Some records

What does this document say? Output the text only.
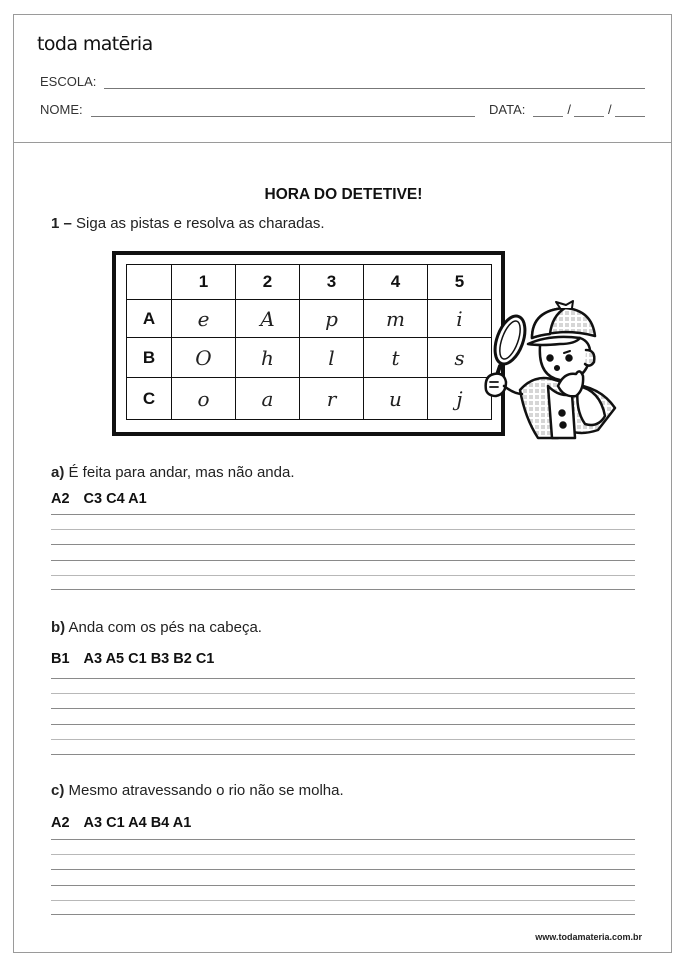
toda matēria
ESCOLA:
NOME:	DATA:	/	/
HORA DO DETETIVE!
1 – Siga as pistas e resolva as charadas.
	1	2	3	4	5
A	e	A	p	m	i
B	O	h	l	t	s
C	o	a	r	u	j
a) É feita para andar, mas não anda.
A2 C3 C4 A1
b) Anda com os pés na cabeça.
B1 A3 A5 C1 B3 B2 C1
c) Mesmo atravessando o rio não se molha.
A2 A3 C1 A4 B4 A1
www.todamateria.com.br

## What the task requires
Every record above should be written out again without change, except that the pictures are left out.

## Solution below
What does this document say? Output the text only.
toda matēria
ESCOLA:
NOME:	DATA:	/	/
HORA DO DETETIVE!
1 – Siga as pistas e resolva as charadas.
	1	2	3	4	5
A	e	A	p	m	i
B	O	h	l	t	s
C	o	a	r	u	j
a) É feita para andar, mas não anda.
A2 C3 C4 A1
b) Anda com os pés na cabeça.
B1 A3 A5 C1 B3 B2 C1
c) Mesmo atravessando o rio não se molha.
A2 A3 C1 A4 B4 A1
www.todamateria.com.br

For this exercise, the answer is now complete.